----- Dataset records
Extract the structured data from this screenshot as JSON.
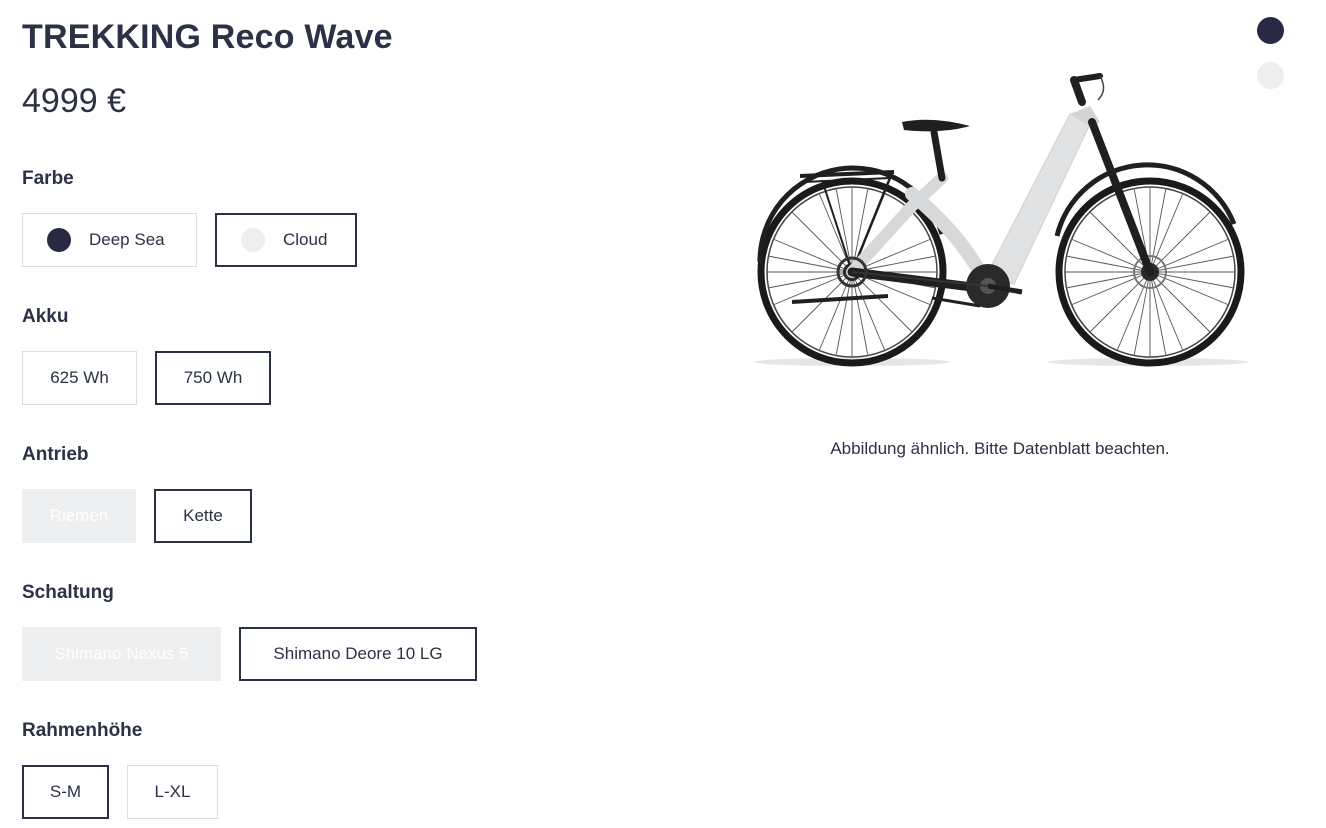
{
  "product": {
    "title": "TREKKING Reco Wave",
    "price": "4999 €"
  },
  "colors": {
    "label": "Farbe",
    "options": [
      {
        "label": "Deep Sea",
        "swatch": "#2a2944",
        "selected": false
      },
      {
        "label": "Cloud",
        "swatch": "#eeeeee",
        "selected": true
      }
    ]
  },
  "battery": {
    "label": "Akku",
    "options": [
      {
        "label": "625 Wh",
        "selected": false
      },
      {
        "label": "750 Wh",
        "selected": true
      }
    ]
  },
  "drive": {
    "label": "Antrieb",
    "options": [
      {
        "label": "Riemen",
        "disabled": true
      },
      {
        "label": "Kette",
        "selected": true
      }
    ]
  },
  "gears": {
    "label": "Schaltung",
    "options": [
      {
        "label": "Shimano Nexus 5",
        "disabled": true
      },
      {
        "label": "Shimano Deore 10 LG",
        "selected": true
      }
    ]
  },
  "frame": {
    "label": "Rahmenhöhe",
    "options": [
      {
        "label": "S-M",
        "selected": true
      },
      {
        "label": "L-XL",
        "selected": false
      }
    ]
  },
  "gallery": {
    "caption": "Abbildung ähnlich. Bitte Datenblatt beachten.",
    "image": "e-bike-icon",
    "dots": [
      {
        "color": "#2a2944",
        "active": true
      },
      {
        "color": "#eeeeee",
        "active": false
      }
    ]
  },
  "colors_theme": {
    "text": "#2b3245",
    "border": "#dcdde2",
    "disabled_bg": "#eeeff1"
  }
}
----------
Scan the data above and copy every line with "Shimano" in it.

▶ Exercise answer:
        "label": "Shimano Nexus 5",
        "label": "Shimano Deore 10 LG",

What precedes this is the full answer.